→ Textausschnitt:
..........
Armin Laschet glaubt nicht an ein Ende der Kämpfe von israelischer Seite aus. „Netanyahu ist innenpolitisch stärker geworden“, erklärt Laschet. In der Tat hat Netanyahu im Moment des Triumphs keinen Grund für ein Ende des Kampfes gegen die Feinde seines Staates. Die präzise Tötung von Hisbollah-Chef Nasrallah ist ein persönlicher Sieg für den Premier. Durch diesen Erfolg lassen sich auch weitere Kampfhandlungen rechtfertigen.

Für seinen Kampf benötigt Israel Waffen, auch aus Deutschland. In letzter Zeit ist unklar, ob Deutschland die von Israel gewünschten Waffen liefert. Im Bundestag entbrannte eine Redeschlacht zwischen Friedrich Merz und Olaf Scholz. Leider kommt die Moderatorin nicht konkret darauf zu sprechen, ob beispielsweise Lars Klingbeil Kenntnisse über verweigerte Waffenlieferungen habe. In der Tat ist es eine interessante Frage, wie sich Deutschland positioniert.

Alles in allem ist festzuhalten, dass die Politiker ihren Sound bezüglich der Ukraine deutlich gemäßigt haben. Ein krawalliges Kriegsgeheul in der Sendung bleibt aus. Eine Entwicklung, die sich gerne verstetigen kann.
..........
(Einträge des Layout-Datensatzes)
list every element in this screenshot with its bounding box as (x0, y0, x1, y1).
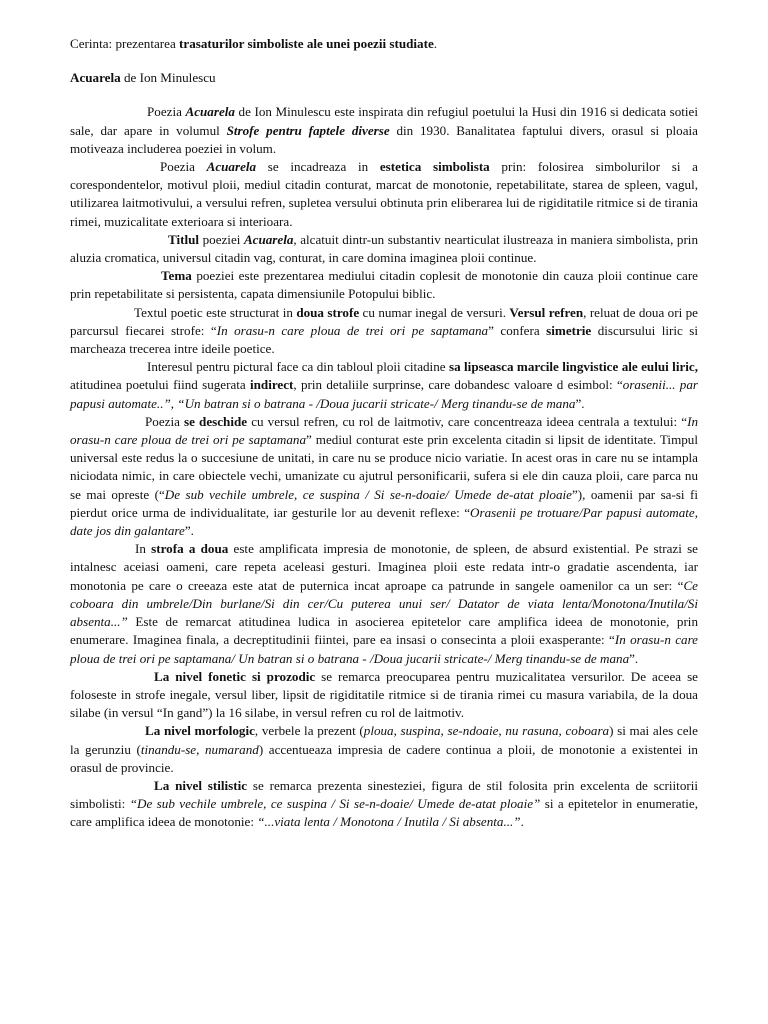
requirement-suffix: . (433, 36, 438, 51)
paragraph-phonetic-level: La nivel fonetic si prozodic se remarca preocuparea pentru muzicalitatea versurilor. De aceea se foloseste in strofe inegale, versul liber, lipsit de rigiditatile ritmice si de tirania rimei cu masura variabila, de la doua silabe (in versul “In gand”) la 16 silabe, in versul refren cu rol de laitmotiv. (70, 668, 698, 721)
paragraph-theme: Tema poeziei este prezentarea mediului citadin coplesit de monotonie din cauza ploii continue care prin repetabilitate si persistenta, capata dimensiunile Potopului biblic. (70, 268, 698, 302)
requirement-emphasis: trasaturilor simboliste ale unei poezii studiate (179, 36, 434, 51)
paragraph-stylistic-level: La nivel stilistic se remarca prezenta sinesteziei, figura de stil folosita prin excelenta de scriitorii simbolisti: “De sub vechile umbrele, ce suspina / Si se-n-doaie/ Umede de-atat ploaie” si a epitetelor in enumeratie, care amplifica ideea de monotonie: “...viata lenta / Monotona / Inutila / Si absenta...”. (70, 777, 698, 830)
poem-author: de Ion Minulescu (120, 70, 216, 86)
paragraph-inspiration: Poezia Acuarela de Ion Minulescu este inspirata din refugiul poetului la Husi din 1916 si dedicata sotiei sale, dar apare in volumul Strofe pentru faptele diverse din 1930. Banalitatea faptului divers, orasul si ploaia motiveaza includerea poeziei in volum. (70, 104, 698, 156)
paragraph-morphological-level: La nivel morfologic, verbele la prezent (ploua, suspina, se-ndoaie, nu rasuna, coboara) si mai ales cele la gerunziu (tinandu-se, numarand) accentueaza impresia de cadere continua a ploii, de monotonie a existentei in orasul de provincie. (70, 723, 698, 775)
paragraph-second-stanza: In strofa a doua este amplificata impresia de monotonie, de spleen, de absurd existential. Pe strazi se intalnesc aceiasi oameni, care repeta aceleasi gesturi. Imaginea ploii este redata intr-o gradatie ascendenta, iar monotonia pe care o creeaza este atat de puternica incat aproape ca patrunde in sangele oamenilor ca un ser: “Ce coboara din umbrele/Din burlane/Si din cer/Cu puterea unui ser/ Datator de viata lenta/Monotona/Inutila/Si absenta...” Este de remarcat atitudinea ludica in asocierea epitetelor care amplifica ideea de monotonie, prin enumerare. Imaginea finala, a decreptitudinii fiintei, pare ea insasi o consecinta a ploii exasperante: “In orasu-n care ploua de trei ori pe saptamana/ Un batran si o batrana - /Doua jucarii stricate-/ Merg tinandu-se de mana”. (70, 541, 698, 666)
document-page (70, 35, 698, 832)
requirement-line (70, 35, 698, 53)
paragraph-structure: Textul poetic este structurat in doua strofe cu numar inegal de versuri. Versul refren, reluat de doua ori pe parcursul fiecarei strofe: “In orasu-n care ploua de trei ori pe saptamana” confera simetrie discursului liric si marcheaza trecerea intre ideile poetice. (70, 304, 699, 357)
paragraph-symbolist-aesthetic: Poezia Acuarela se incadreaza in estetica simbolista prin: folosirea simbolurilor si a corespondentelor, motivul ploii, mediul citadin conturat, marcat de monotonie, repetabilitate, starea de spleen, vagul, utilizarea laitmotivului, a versului refren, supletea versului obtinuta prin eliberarea lui de rigiditatile ritmice si de tirania rimei, muzicalitate exterioara si interioara. (70, 159, 698, 229)
paragraph-pictorial: Interesul pentru pictural face ca din tabloul ploii citadine sa lipseasca marcile lingvistice ale eului liric, atitudinea poetului fiind sugerata indirect, prin detaliile surprinse, care dobandesc valoare d esimbol: “orasenii... par papusi automate..”, “Un batran si o batrana - /Doua jucarii stricate-/ Merg tinandu-se de mana”. (70, 359, 698, 411)
spacer (70, 87, 698, 103)
requirement-prefix: Cerinta: prezentarea (70, 36, 180, 51)
poem-heading (70, 69, 698, 87)
paragraph-opening: Poezia se deschide cu versul refren, cu rol de laitmotiv, care concentreaza ideea centrala a textului: “In orasu-n care ploua de trei ori pe saptamana” mediul conturat este prin excelenta citadin si lipsit de identitate. Timpul universal este redus la o succesiune de unitati, in care nu se produce nicio variatie. In acest oras in care nu se intampla niciodata nimic, in care obiectele vechi, umanizate cu ajutrul personificarii, sufera si ele din cauza ploii, care parca nu se mai opreste (“De sub vechile umbrele, ce suspina / Si se-n-doaie/ Umede de-atat ploaie”), oamenii par sa-si fi pierdut orice urma de individualitate, iar gesturile lor au devenit reflexe: “Orasenii pe trotuare/Par papusi automate, date jos din galantare”. (70, 413, 698, 539)
paragraph-title: Titlul poeziei Acuarela, alcatuit dintr-un substantiv nearticulat ilustreaza in maniera simbolista, prin aluzia cromatica, universul citadin vag, conturat, in care domina imaginea ploii continue. (70, 231, 698, 266)
poem-title: Acuarela (70, 70, 121, 86)
spacer (70, 53, 698, 69)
..........
→ Aufgaben:
1 > Gib den Abschnitt des Textausschnitts von „Armin Laschet glaubt“ bis „weitere Kampfhandlungen rechtfertigen.“ unverändert wieder.
2 > Beantworte anhand des Textausschnitts diese Fragen:
(a) Wessen Tötung wird als persönlicher Sieg für den Premier bezeichnet?
(b) Zwischen welchen beiden Politikern entbrannte im Bundestag eine Redeschlacht?
(c) Was bleibt in der Sendung aus?

→ Antworten je Aufgabe:
1 >
Armin Laschet glaubt nicht an ein Ende der Kämpfe von israelischer Seite aus. „Netanyahu ist innenpolitisch stärker geworden“, erklärt Laschet. In der Tat hat Netanyahu im Moment des Triumphs keinen Grund für ein Ende des Kampfes gegen die Feinde seines Staates. Die präzise Tötung von Hisbollah-Chef Nasrallah ist ein persönlicher Sieg für den Premier. Durch diesen Erfolg lassen sich auch weitere Kampfhandlungen rechtfertigen.

2 >
(a) Es ist die Tötung von Hisbollah-Chef Nasrallah.
(b) Die Redeschlacht entbrannte zwischen Friedrich Merz und Olaf Scholz.
(c) In der Sendung bleibt ein krawalliges Kriegsgeheul aus.